THE EXERCISE: Output the lines of the listing verbatim, beginning at the line containing "quick-reply-item[interactable]: 要电话: [490, 174, 529, 193]" and stopping after the line containing "basic-info-title: 基本信息: [758, 350, 814, 366]".

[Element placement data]
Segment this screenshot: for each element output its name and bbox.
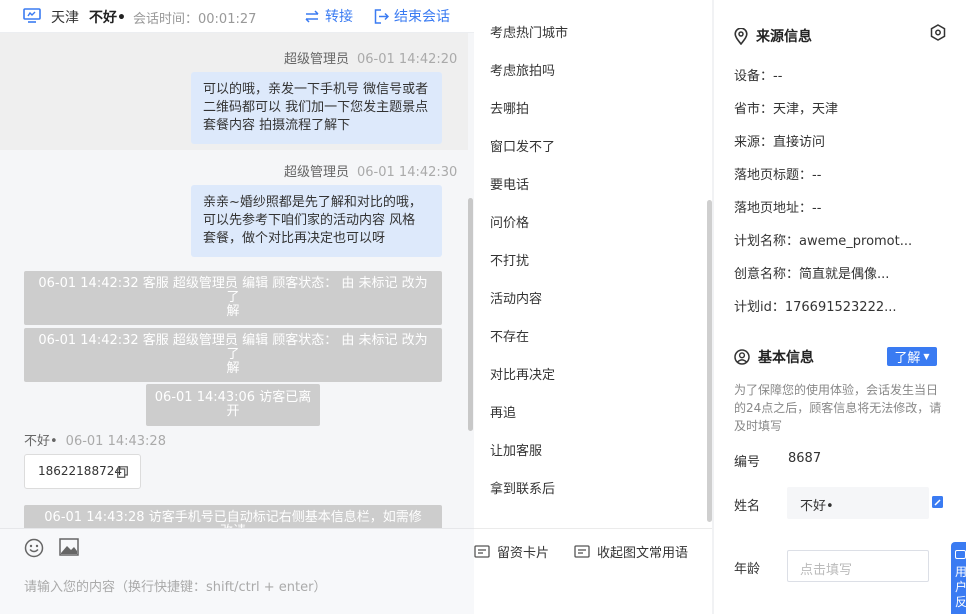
quick-reply-item[interactable]: 要电话: [490, 174, 529, 193]
name-label: 姓名: [734, 499, 761, 514]
visitor-name: 不好•: [89, 10, 126, 26]
end-session-label: 结束会话: [394, 9, 450, 25]
session-time: 会话时间：00:01:27: [133, 12, 257, 27]
transfer-button[interactable]: 转接: [304, 6, 353, 26]
id-label: 编号: [734, 455, 761, 470]
quick-reply-toolbar: 留资卡片 收起图文常用语: [474, 528, 712, 614]
system-message-line: 06-01 14:42:32 客服 超级管理员 编辑 顾客状态： 由 未标记 改…: [38, 276, 428, 305]
basic-info-header: 基本信息: [734, 347, 814, 367]
message-line: 亲亲~婚纱照都是先了解和对比的哦，: [203, 195, 422, 210]
message-scrollbar[interactable]: [468, 198, 473, 431]
caret-down-icon: ▼: [923, 352, 930, 361]
message-line: 可以先参考下咱们家的活动内容 风格: [203, 213, 416, 228]
quick-reply-item[interactable]: 对比再决定: [490, 364, 555, 383]
source-channel: 来源：直接访问: [734, 135, 826, 150]
message-list[interactable]: 超级管理员 06-01 14:42:20 可以的哦，亲发一下手机号 微信号或者 二…: [0, 33, 474, 528]
campaign-id: 计划id：176691523222...: [734, 300, 897, 315]
lead-card-label: 留资卡片: [497, 546, 550, 561]
quick-reply-item[interactable]: 考虑旅拍吗: [490, 60, 555, 79]
visitor-info-panel: 来源信息 设备：-- 省市：天津，天津 来源：直接访问 落地页标题：-- 落地页…: [714, 0, 966, 614]
lead-card-button[interactable]: 留资卡片: [474, 542, 549, 561]
quick-reply-item[interactable]: 拿到联系后: [490, 478, 555, 497]
id-value: 8687: [788, 451, 822, 466]
copy-icon[interactable]: [117, 466, 128, 478]
system-message-line: 06-01 14:43:28 访客手机号已自动标记右侧基本信息栏，如需修改请: [44, 510, 422, 529]
settings-hex-icon[interactable]: [930, 24, 946, 41]
feedback-icon: [955, 550, 966, 559]
system-message: 06-01 14:42:32 客服 超级管理员 编辑 顾客状态： 由 未标记 改…: [24, 328, 442, 382]
transfer-icon: [305, 9, 319, 23]
end-session-button[interactable]: 结束会话: [374, 6, 450, 26]
quick-reply-item[interactable]: 去哪拍: [490, 98, 529, 117]
message-line: 可以的哦，亲发一下手机号 微信号或者: [203, 82, 429, 97]
sender-name: 超级管理员: [284, 52, 350, 67]
message-meta: 不好• 06-01 14:43:28: [24, 430, 166, 449]
location-pin-icon: [734, 27, 748, 45]
visitor-city: 天津: [51, 10, 79, 26]
quick-reply-item[interactable]: 不存在: [490, 326, 529, 345]
campaign-name: 计划名称：aweme_promot...: [734, 234, 913, 249]
landing-page-url: 落地页地址：--: [734, 201, 822, 216]
system-message: 06-01 14:42:32 客服 超级管理员 编辑 顾客状态： 由 未标记 改…: [24, 271, 442, 325]
basic-info-title: 基本信息: [758, 350, 814, 366]
transfer-label: 转接: [325, 9, 353, 25]
message-line: 套餐内容 拍摄流程了解下: [203, 118, 351, 133]
image-icon[interactable]: [59, 538, 79, 556]
message-time: 06-01 14:42:20: [357, 52, 458, 67]
source-info-header: 来源信息: [734, 26, 812, 46]
feedback-float-tab[interactable]: 用户反: [951, 542, 966, 614]
quick-reply-panel: 考虑热门城市 考虑旅拍吗 去哪拍 窗口发不了 要电话 问价格 不打扰 活动内容 …: [474, 0, 712, 614]
age-input[interactable]: 点击填写: [787, 550, 929, 582]
phone-number: 18622188724: [38, 464, 122, 478]
logout-icon: [374, 8, 389, 24]
source-info-title: 来源信息: [756, 29, 812, 45]
message-meta: 超级管理员 06-01 14:42:30: [284, 161, 457, 180]
quick-reply-item[interactable]: 问价格: [490, 212, 529, 231]
message-meta: 超级管理员 06-01 14:42:20: [284, 48, 457, 67]
message-time: 06-01 14:43:28: [65, 434, 166, 449]
edit-notice: 为了保障您的使用体验，会话发生当日的24点之后，顾客信息将无法修改，请及时填写: [734, 383, 942, 433]
agent-message-bubble: 可以的哦，亲发一下手机号 微信号或者 二维码都可以 我们加一下您发主题景点 套餐…: [191, 72, 442, 144]
system-message-line: 06-01 14:43:06 访客已离开: [154, 390, 312, 419]
quick-reply-item[interactable]: 考虑热门城市: [490, 22, 568, 41]
name-field[interactable]: 不好•: [787, 487, 929, 519]
message-composer[interactable]: 请输入您的内容（换行快捷键：shift/ctrl + enter）: [0, 528, 474, 614]
source-device: 设备：--: [734, 69, 783, 84]
chat-panel: 天津 不好• 会话时间：00:01:27 转接 结束会话 超级管理员 06-01 …: [0, 0, 474, 614]
quick-reply-item[interactable]: 窗口发不了: [490, 136, 555, 155]
landing-page-title: 落地页标题：--: [734, 168, 822, 183]
message-icon: [574, 545, 590, 558]
sender-name: 不好•: [24, 434, 58, 449]
feedback-label: 用户反: [955, 565, 966, 609]
source-region: 省市：天津，天津: [734, 102, 839, 117]
message-line: 二维码都可以 我们加一下您发主题景点: [203, 100, 429, 115]
system-message: 06-01 14:43:28 访客手机号已自动标记右侧基本信息栏，如需修改请: [24, 505, 442, 528]
quick-reply-item[interactable]: 让加客服: [490, 440, 542, 459]
message-time: 06-01 14:42:30: [357, 165, 458, 180]
message-line: 套餐，做个对比再决定也可以呀: [203, 231, 386, 246]
edit-icon[interactable]: [931, 495, 944, 509]
visitor-phone-message: 18622188724: [24, 454, 141, 489]
message-input[interactable]: 请输入您的内容（换行快捷键：shift/ctrl + enter）: [24, 576, 327, 595]
agent-message-bubble: 亲亲~婚纱照都是先了解和对比的哦， 可以先参考下咱们家的活动内容 风格 套餐，做…: [191, 185, 442, 257]
sender-name: 超级管理员: [284, 165, 350, 180]
chat-header: 天津 不好• 会话时间：00:01:27 转接 结束会话: [0, 0, 474, 33]
system-message: 06-01 14:43:06 访客已离开: [146, 384, 320, 426]
quick-reply-item[interactable]: 再追: [490, 402, 516, 421]
card-icon: [474, 545, 490, 558]
monitor-icon: [23, 8, 41, 23]
system-message-line: 06-01 14:42:32 客服 超级管理员 编辑 顾客状态： 由 未标记 改…: [38, 333, 428, 362]
collapse-phrases-label: 收起图文常用语: [597, 546, 689, 561]
customer-status-dropdown[interactable]: 了解 ▼: [887, 347, 937, 366]
collapse-phrases-button[interactable]: 收起图文常用语: [574, 542, 688, 561]
quick-reply-item[interactable]: 不打扰: [490, 250, 529, 269]
user-circle-icon: [734, 349, 750, 365]
creative-name: 创意名称：简直就是偶像...: [734, 267, 890, 282]
system-message-line: 解: [226, 304, 240, 319]
customer-status-value: 了解: [894, 351, 921, 366]
quick-reply-item[interactable]: 活动内容: [490, 288, 542, 307]
age-label: 年龄: [734, 562, 761, 577]
system-message-line: 解: [226, 361, 240, 376]
emoji-icon[interactable]: [24, 538, 44, 558]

TASK SOLUTION:
quick-reply-item[interactable]: 要电话: [490, 174, 529, 193]
name-label: 姓名: [734, 499, 761, 514]
visitor-name: 不好•: [89, 10, 126, 26]
end-session-label: 结束会话: [394, 9, 450, 25]
session-time: 会话时间：00:01:27: [133, 12, 257, 27]
transfer-button[interactable]: 转接: [304, 6, 353, 26]
id-label: 编号: [734, 455, 761, 470]
quick-reply-toolbar: 留资卡片 收起图文常用语: [474, 528, 712, 614]
system-message-line: 06-01 14:42:32 客服 超级管理员 编辑 顾客状态： 由 未标记 改…: [38, 276, 428, 305]
basic-info-header: 基本信息: [734, 347, 814, 367]
message-line: 亲亲~婚纱照都是先了解和对比的哦，: [203, 195, 422, 210]
message-scrollbar[interactable]: [468, 198, 473, 431]
caret-down-icon: ▼: [923, 352, 930, 361]
message-line: 可以先参考下咱们家的活动内容 风格: [203, 213, 416, 228]
quick-reply-item[interactable]: 对比再决定: [490, 364, 555, 383]
source-channel: 来源：直接访问: [734, 135, 826, 150]
message-list[interactable]: 超级管理员 06-01 14:42:20 可以的哦，亲发一下手机号 微信号或者 二…: [0, 33, 474, 528]
campaign-id: 计划id：176691523222...: [734, 300, 897, 315]
lead-card-label: 留资卡片: [497, 546, 550, 561]
quick-reply-item[interactable]: 考虑旅拍吗: [490, 60, 555, 79]
visitor-info-panel: 来源信息 设备：-- 省市：天津，天津 来源：直接访问 落地页标题：-- 落地页…: [714, 0, 966, 614]
lead-card-button[interactable]: 留资卡片: [474, 542, 549, 561]
quick-reply-item[interactable]: 拿到联系后: [490, 478, 555, 497]
id-value: 8687: [788, 451, 822, 466]
copy-icon[interactable]: [117, 466, 128, 478]
system-message-line: 06-01 14:43:28 访客手机号已自动标记右侧基本信息栏，如需修改请: [44, 510, 422, 529]
settings-hex-icon[interactable]: [930, 24, 946, 41]
feedback-icon: [955, 550, 966, 559]
system-message: 06-01 14:42:32 客服 超级管理员 编辑 顾客状态： 由 未标记 改…: [24, 328, 442, 382]
transfer-icon: [305, 9, 319, 23]
end-session-button[interactable]: 结束会话: [374, 6, 450, 26]
quick-reply-item[interactable]: 去哪拍: [490, 98, 529, 117]
message-line: 可以的哦，亲发一下手机号 微信号或者: [203, 82, 429, 97]
sender-name: 超级管理员: [284, 52, 350, 67]
message-meta: 不好• 06-01 14:43:28: [24, 430, 166, 449]
location-pin-icon: [734, 27, 748, 45]
visitor-city: 天津: [51, 10, 79, 26]
quick-reply-item[interactable]: 不存在: [490, 326, 529, 345]
campaign-name: 计划名称：aweme_promot...: [734, 234, 913, 249]
landing-page-url: 落地页地址：--: [734, 201, 822, 216]
system-message: 06-01 14:42:32 客服 超级管理员 编辑 顾客状态： 由 未标记 改…: [24, 271, 442, 325]
basic-info-title: 基本信息: [758, 350, 814, 366]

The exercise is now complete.